>> BEGIN Data excerpts

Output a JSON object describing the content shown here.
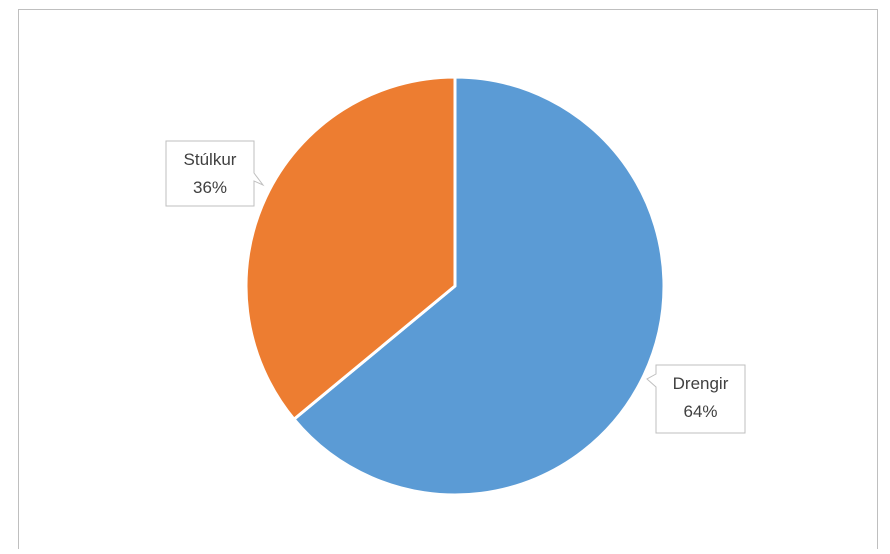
{
  "chart_data": {
    "type": "pie",
    "categories": [
      "Drengir",
      "Stúlkur"
    ],
    "values": [
      64,
      36
    ],
    "value_labels": [
      "64%",
      "36%"
    ],
    "colors": [
      "#5b9bd5",
      "#ed7d31"
    ],
    "start_angle_deg": 0,
    "direction": "clockwise",
    "data_labels": "callout",
    "title": "",
    "legend": "none"
  }
}
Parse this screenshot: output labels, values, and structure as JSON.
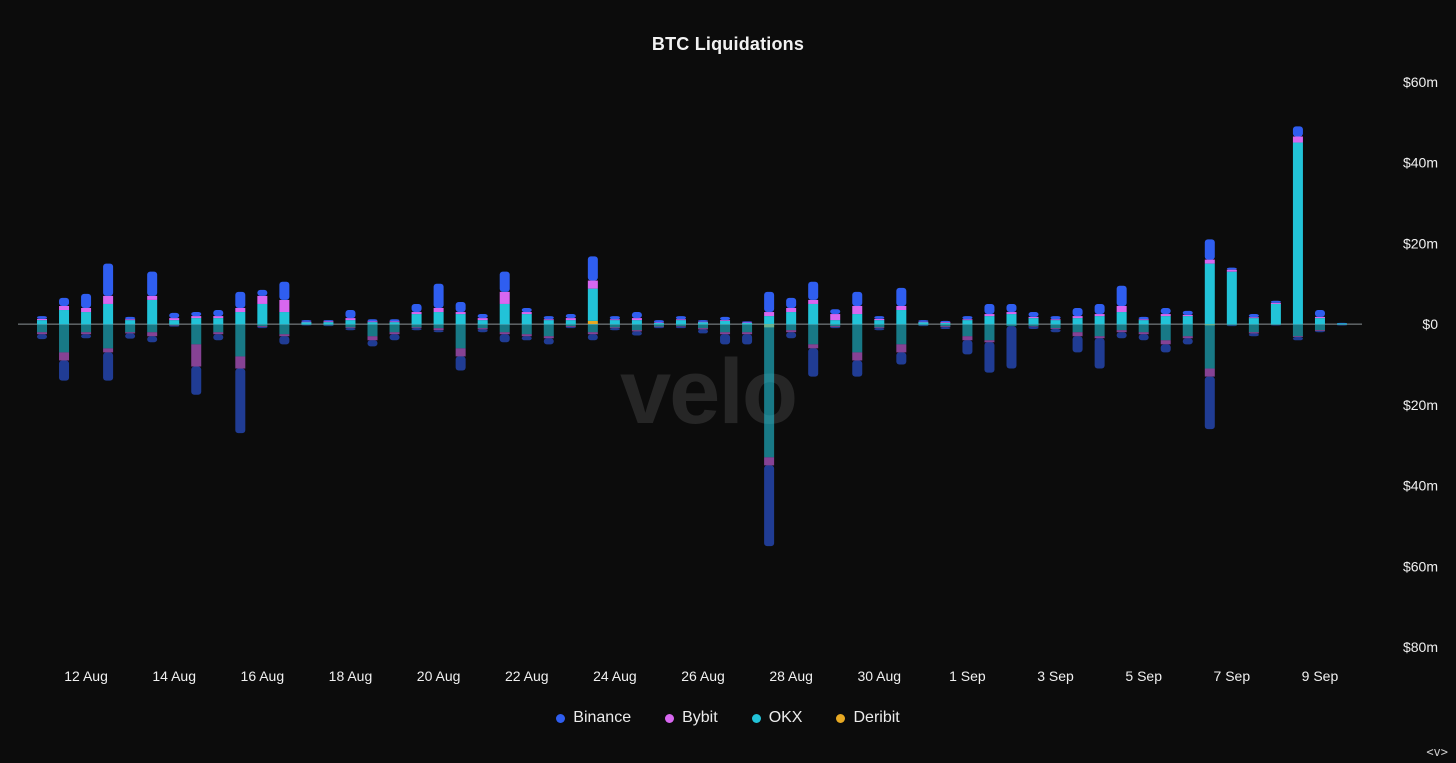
{
  "colors": {
    "background": "#0c0c0c",
    "binance": "#2f5ef0",
    "bybit": "#d867f0",
    "okx": "#22c3d8",
    "deribit": "#e8a923",
    "zero_line": "#8a9296"
  },
  "watermark": "velo",
  "corner_nav": "<v>",
  "chart_data": {
    "type": "bar",
    "title": "BTC Liquidations",
    "stacked": true,
    "diverging": true,
    "ylim": [
      -80,
      60
    ],
    "y_unit": "$m",
    "y_ticks": [
      {
        "value": 60,
        "label": "$60m"
      },
      {
        "value": 40,
        "label": "$40m"
      },
      {
        "value": 20,
        "label": "$20m"
      },
      {
        "value": 0,
        "label": "$0"
      },
      {
        "value": -20,
        "label": "$20m"
      },
      {
        "value": -40,
        "label": "$40m"
      },
      {
        "value": -60,
        "label": "$60m"
      },
      {
        "value": -80,
        "label": "$80m"
      }
    ],
    "x_ticks": [
      {
        "date": "2024-08-12",
        "label": "12 Aug"
      },
      {
        "date": "2024-08-14",
        "label": "14 Aug"
      },
      {
        "date": "2024-08-16",
        "label": "16 Aug"
      },
      {
        "date": "2024-08-18",
        "label": "18 Aug"
      },
      {
        "date": "2024-08-20",
        "label": "20 Aug"
      },
      {
        "date": "2024-08-22",
        "label": "22 Aug"
      },
      {
        "date": "2024-08-24",
        "label": "24 Aug"
      },
      {
        "date": "2024-08-26",
        "label": "26 Aug"
      },
      {
        "date": "2024-08-28",
        "label": "28 Aug"
      },
      {
        "date": "2024-08-30",
        "label": "30 Aug"
      },
      {
        "date": "2024-09-01",
        "label": "1 Sep"
      },
      {
        "date": "2024-09-03",
        "label": "3 Sep"
      },
      {
        "date": "2024-09-05",
        "label": "5 Sep"
      },
      {
        "date": "2024-09-07",
        "label": "7 Sep"
      },
      {
        "date": "2024-09-09",
        "label": "9 Sep"
      }
    ],
    "legend": [
      {
        "name": "Binance",
        "color": "#2f5ef0"
      },
      {
        "name": "Bybit",
        "color": "#d867f0"
      },
      {
        "name": "OKX",
        "color": "#22c3d8"
      },
      {
        "name": "Deribit",
        "color": "#e8a923"
      }
    ],
    "legend_position": "bottom-center",
    "series_order": [
      "deribit",
      "okx",
      "bybit",
      "binance"
    ],
    "bars": [
      {
        "t": "2024-08-11 00:00",
        "pos": {
          "okx": 1,
          "bybit": 0.3,
          "binance": 0.7
        },
        "neg": {
          "okx": 2,
          "bybit": 0.5,
          "binance": 1.2
        }
      },
      {
        "t": "2024-08-11 12:00",
        "pos": {
          "okx": 3.5,
          "bybit": 1,
          "binance": 2
        },
        "neg": {
          "okx": 7,
          "bybit": 2,
          "binance": 5
        }
      },
      {
        "t": "2024-08-12 00:00",
        "pos": {
          "okx": 3,
          "bybit": 1,
          "binance": 3.5
        },
        "neg": {
          "okx": 2,
          "bybit": 0.5,
          "binance": 1
        }
      },
      {
        "t": "2024-08-12 12:00",
        "pos": {
          "okx": 5,
          "bybit": 2,
          "binance": 8
        },
        "neg": {
          "okx": 6,
          "bybit": 1,
          "binance": 7
        }
      },
      {
        "t": "2024-08-13 00:00",
        "pos": {
          "okx": 1,
          "bybit": 0.2,
          "binance": 0.6
        },
        "neg": {
          "okx": 2,
          "bybit": 0.3,
          "binance": 1.3
        }
      },
      {
        "t": "2024-08-13 12:00",
        "pos": {
          "okx": 6,
          "bybit": 1,
          "binance": 6
        },
        "neg": {
          "okx": 2,
          "bybit": 1,
          "binance": 1.5
        }
      },
      {
        "t": "2024-08-14 00:00",
        "pos": {
          "okx": 1,
          "bybit": 0.5,
          "binance": 1.3
        },
        "neg": {
          "okx": 0.3,
          "bybit": 0.1,
          "binance": 0.2
        }
      },
      {
        "t": "2024-08-14 12:00",
        "pos": {
          "okx": 1.5,
          "bybit": 0.5,
          "binance": 1
        },
        "neg": {
          "okx": 5,
          "bybit": 5.5,
          "binance": 7
        }
      },
      {
        "t": "2024-08-15 00:00",
        "pos": {
          "okx": 1.5,
          "bybit": 0.5,
          "binance": 1.5
        },
        "neg": {
          "okx": 2,
          "bybit": 0.5,
          "binance": 1.5
        }
      },
      {
        "t": "2024-08-15 12:00",
        "pos": {
          "okx": 3,
          "bybit": 1,
          "binance": 4
        },
        "neg": {
          "okx": 8,
          "bybit": 3,
          "binance": 16
        }
      },
      {
        "t": "2024-08-16 00:00",
        "pos": {
          "okx": 5,
          "bybit": 2,
          "binance": 1.5
        },
        "neg": {
          "okx": 0.5,
          "bybit": 0.2,
          "binance": 0.3
        }
      },
      {
        "t": "2024-08-16 12:00",
        "pos": {
          "okx": 3,
          "bybit": 3,
          "binance": 4.5
        },
        "neg": {
          "okx": 2.5,
          "bybit": 0.5,
          "binance": 2
        }
      },
      {
        "t": "2024-08-17 00:00",
        "pos": {
          "okx": 0.5,
          "bybit": 0.1,
          "binance": 0.4
        },
        "neg": {
          "okx": 0.2,
          "bybit": 0,
          "binance": 0.1
        }
      },
      {
        "t": "2024-08-17 12:00",
        "pos": {
          "okx": 0.5,
          "bybit": 0.2,
          "binance": 0.3
        },
        "neg": {
          "okx": 0.3,
          "bybit": 0,
          "binance": 0.2
        }
      },
      {
        "t": "2024-08-18 00:00",
        "pos": {
          "okx": 1,
          "bybit": 0.5,
          "binance": 2
        },
        "neg": {
          "okx": 0.8,
          "bybit": 0.2,
          "binance": 0.5
        }
      },
      {
        "t": "2024-08-18 12:00",
        "pos": {
          "okx": 0.5,
          "bybit": 0.2,
          "binance": 0.5
        },
        "neg": {
          "okx": 3,
          "bybit": 1,
          "binance": 1.5
        }
      },
      {
        "t": "2024-08-19 00:00",
        "pos": {
          "okx": 0.5,
          "bybit": 0.2,
          "binance": 0.5
        },
        "neg": {
          "okx": 2,
          "bybit": 0.5,
          "binance": 1.5
        }
      },
      {
        "t": "2024-08-19 12:00",
        "pos": {
          "okx": 2.5,
          "bybit": 0.5,
          "binance": 2
        },
        "neg": {
          "okx": 0.8,
          "bybit": 0.2,
          "binance": 0.5
        }
      },
      {
        "t": "2024-08-20 00:00",
        "pos": {
          "okx": 3,
          "bybit": 1,
          "binance": 6
        },
        "neg": {
          "okx": 1,
          "bybit": 0.5,
          "binance": 0.5
        }
      },
      {
        "t": "2024-08-20 12:00",
        "pos": {
          "okx": 2.5,
          "bybit": 0.5,
          "binance": 2.5
        },
        "neg": {
          "okx": 6,
          "bybit": 2,
          "binance": 3.5
        }
      },
      {
        "t": "2024-08-21 00:00",
        "pos": {
          "okx": 1,
          "bybit": 0.5,
          "binance": 1
        },
        "neg": {
          "okx": 1,
          "bybit": 0.3,
          "binance": 0.7
        }
      },
      {
        "t": "2024-08-21 12:00",
        "pos": {
          "okx": 5,
          "bybit": 3,
          "binance": 5
        },
        "neg": {
          "okx": 2,
          "bybit": 0.5,
          "binance": 2
        }
      },
      {
        "t": "2024-08-22 00:00",
        "pos": {
          "okx": 2.5,
          "bybit": 0.5,
          "binance": 1
        },
        "neg": {
          "okx": 2.5,
          "bybit": 0.5,
          "binance": 1
        }
      },
      {
        "t": "2024-08-22 12:00",
        "pos": {
          "okx": 1,
          "bybit": 0.2,
          "binance": 0.8
        },
        "neg": {
          "okx": 3,
          "bybit": 0.5,
          "binance": 1.5
        }
      },
      {
        "t": "2024-08-23 00:00",
        "pos": {
          "okx": 1,
          "bybit": 0.5,
          "binance": 1
        },
        "neg": {
          "okx": 0.5,
          "bybit": 0.2,
          "binance": 0.3
        }
      },
      {
        "t": "2024-08-23 12:00",
        "pos": {
          "okx": 8,
          "bybit": 2,
          "binance": 6
        },
        "deribit": 0.8,
        "neg": {
          "okx": 2,
          "bybit": 0.5,
          "binance": 1.5
        }
      },
      {
        "t": "2024-08-24 00:00",
        "pos": {
          "okx": 1,
          "bybit": 0.2,
          "binance": 0.8
        },
        "neg": {
          "okx": 0.8,
          "bybit": 0.2,
          "binance": 0.5
        }
      },
      {
        "t": "2024-08-24 12:00",
        "pos": {
          "okx": 1,
          "bybit": 0.5,
          "binance": 1.5
        },
        "neg": {
          "okx": 1.5,
          "bybit": 0.3,
          "binance": 1
        }
      },
      {
        "t": "2024-08-25 00:00",
        "pos": {
          "okx": 0.3,
          "bybit": 0.1,
          "binance": 0.6
        },
        "neg": {
          "okx": 0.6,
          "bybit": 0.1,
          "binance": 0.3
        }
      },
      {
        "t": "2024-08-25 12:00",
        "pos": {
          "okx": 1,
          "bybit": 0.2,
          "binance": 0.8
        },
        "neg": {
          "okx": 0.5,
          "bybit": 0.1,
          "binance": 0.4
        }
      },
      {
        "t": "2024-08-26 00:00",
        "pos": {
          "okx": 0.5,
          "bybit": 0.1,
          "binance": 0.4
        },
        "neg": {
          "okx": 1,
          "bybit": 0.3,
          "binance": 1
        }
      },
      {
        "t": "2024-08-26 12:00",
        "pos": {
          "okx": 0.8,
          "bybit": 0.2,
          "binance": 0.8
        },
        "neg": {
          "okx": 2,
          "bybit": 0.5,
          "binance": 2.5
        }
      },
      {
        "t": "2024-08-27 00:00",
        "pos": {
          "okx": 0.3,
          "bybit": 0.1,
          "binance": 0.3
        },
        "neg": {
          "okx": 2,
          "bybit": 0.5,
          "binance": 2.5
        }
      },
      {
        "t": "2024-08-27 12:00",
        "pos": {
          "okx": 2,
          "bybit": 1,
          "binance": 5
        },
        "deribit": -0.8,
        "neg": {
          "okx": 33,
          "bybit": 2,
          "binance": 20
        }
      },
      {
        "t": "2024-08-28 00:00",
        "pos": {
          "okx": 3,
          "bybit": 1,
          "binance": 2.5
        },
        "neg": {
          "okx": 1.5,
          "bybit": 0.5,
          "binance": 1.5
        }
      },
      {
        "t": "2024-08-28 12:00",
        "pos": {
          "okx": 5,
          "bybit": 1,
          "binance": 4.5
        },
        "neg": {
          "okx": 5,
          "bybit": 1,
          "binance": 7
        }
      },
      {
        "t": "2024-08-29 00:00",
        "pos": {
          "okx": 1,
          "bybit": 1.5,
          "binance": 1.2
        },
        "neg": {
          "okx": 0.5,
          "bybit": 0.2,
          "binance": 0.3
        }
      },
      {
        "t": "2024-08-29 12:00",
        "pos": {
          "okx": 2.5,
          "bybit": 2,
          "binance": 3.5
        },
        "neg": {
          "okx": 7,
          "bybit": 2,
          "binance": 4
        }
      },
      {
        "t": "2024-08-30 00:00",
        "pos": {
          "okx": 1,
          "bybit": 0.3,
          "binance": 0.7
        },
        "neg": {
          "okx": 0.8,
          "bybit": 0.2,
          "binance": 0.5
        }
      },
      {
        "t": "2024-08-30 12:00",
        "pos": {
          "okx": 3.5,
          "bybit": 1,
          "binance": 4.5
        },
        "neg": {
          "okx": 5,
          "bybit": 2,
          "binance": 3
        }
      },
      {
        "t": "2024-08-31 00:00",
        "pos": {
          "okx": 0.5,
          "bybit": 0.1,
          "binance": 0.4
        },
        "neg": {
          "okx": 0.3,
          "bybit": 0,
          "binance": 0.2
        }
      },
      {
        "t": "2024-08-31 12:00",
        "pos": {
          "okx": 0.3,
          "bybit": 0.2,
          "binance": 0.3
        },
        "neg": {
          "okx": 0.5,
          "bybit": 0.2,
          "binance": 0.5
        }
      },
      {
        "t": "2024-09-01 00:00",
        "pos": {
          "okx": 1,
          "bybit": 0.2,
          "binance": 0.8
        },
        "neg": {
          "okx": 3,
          "bybit": 1,
          "binance": 3.5
        }
      },
      {
        "t": "2024-09-01 12:00",
        "pos": {
          "okx": 2,
          "bybit": 0.5,
          "binance": 2.5
        },
        "neg": {
          "okx": 4,
          "bybit": 0.5,
          "binance": 7.5
        }
      },
      {
        "t": "2024-09-02 00:00",
        "pos": {
          "okx": 2.5,
          "bybit": 0.5,
          "binance": 2
        },
        "neg": {
          "okx": 0.5,
          "bybit": 0,
          "binance": 10.5
        }
      },
      {
        "t": "2024-09-02 12:00",
        "pos": {
          "okx": 1.5,
          "bybit": 0.3,
          "binance": 1.2
        },
        "neg": {
          "okx": 0.5,
          "bybit": 0.1,
          "binance": 0.6
        }
      },
      {
        "t": "2024-09-03 00:00",
        "pos": {
          "okx": 1,
          "bybit": 0.2,
          "binance": 0.8
        },
        "neg": {
          "okx": 1,
          "bybit": 0.2,
          "binance": 0.8
        }
      },
      {
        "t": "2024-09-03 12:00",
        "pos": {
          "okx": 1.5,
          "bybit": 0.5,
          "binance": 2
        },
        "neg": {
          "okx": 2,
          "bybit": 1,
          "binance": 4
        }
      },
      {
        "t": "2024-09-04 00:00",
        "pos": {
          "okx": 2,
          "bybit": 0.5,
          "binance": 2.5
        },
        "neg": {
          "okx": 3,
          "bybit": 0.5,
          "binance": 7.5
        }
      },
      {
        "t": "2024-09-04 12:00",
        "pos": {
          "okx": 3,
          "bybit": 1.5,
          "binance": 5
        },
        "neg": {
          "okx": 1.5,
          "bybit": 0.5,
          "binance": 1.5
        }
      },
      {
        "t": "2024-09-05 00:00",
        "pos": {
          "okx": 1,
          "bybit": 0.2,
          "binance": 0.6
        },
        "neg": {
          "okx": 2,
          "bybit": 0.5,
          "binance": 1.5
        }
      },
      {
        "t": "2024-09-05 12:00",
        "pos": {
          "okx": 2,
          "bybit": 0.5,
          "binance": 1.5
        },
        "neg": {
          "okx": 4,
          "bybit": 1,
          "binance": 2
        }
      },
      {
        "t": "2024-09-06 00:00",
        "pos": {
          "okx": 2,
          "bybit": 0.3,
          "binance": 1
        },
        "neg": {
          "okx": 3,
          "bybit": 0.5,
          "binance": 1.5
        }
      },
      {
        "t": "2024-09-06 12:00",
        "pos": {
          "okx": 15,
          "bybit": 1,
          "binance": 5
        },
        "deribit": -0.3,
        "neg": {
          "okx": 11,
          "bybit": 2,
          "binance": 13
        }
      },
      {
        "t": "2024-09-07 00:00",
        "pos": {
          "okx": 13,
          "bybit": 0.5,
          "binance": 0.5
        },
        "neg": {
          "okx": 0.3,
          "bybit": 0,
          "binance": 0.2
        }
      },
      {
        "t": "2024-09-07 12:00",
        "pos": {
          "okx": 1.5,
          "bybit": 0.2,
          "binance": 0.8
        },
        "neg": {
          "okx": 2,
          "bybit": 0.3,
          "binance": 0.7
        }
      },
      {
        "t": "2024-09-08 00:00",
        "pos": {
          "okx": 5,
          "bybit": 0.3,
          "binance": 0.5
        },
        "neg": {
          "okx": 0.2,
          "bybit": 0,
          "binance": 0.1
        }
      },
      {
        "t": "2024-09-08 12:00",
        "pos": {
          "okx": 45,
          "bybit": 1.5,
          "binance": 2.5
        },
        "neg": {
          "okx": 3,
          "bybit": 0.2,
          "binance": 0.8
        }
      },
      {
        "t": "2024-09-09 00:00",
        "pos": {
          "okx": 1.5,
          "bybit": 0.3,
          "binance": 1.7
        },
        "neg": {
          "okx": 1.5,
          "bybit": 0.2,
          "binance": 0.3
        }
      },
      {
        "t": "2024-09-09 12:00",
        "pos": {
          "okx": 0.2,
          "bybit": 0,
          "binance": 0.1
        },
        "neg": {
          "okx": 0.2,
          "bybit": 0,
          "binance": 0.1
        }
      }
    ]
  }
}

>> END Data excerpts

What the task requires: In the material above, find the lines that contain "JSON" and show them.

Expected output:
Output a JSON object describing the content shown here.
Parse this screenshot: output labels, values, and structure as JSON.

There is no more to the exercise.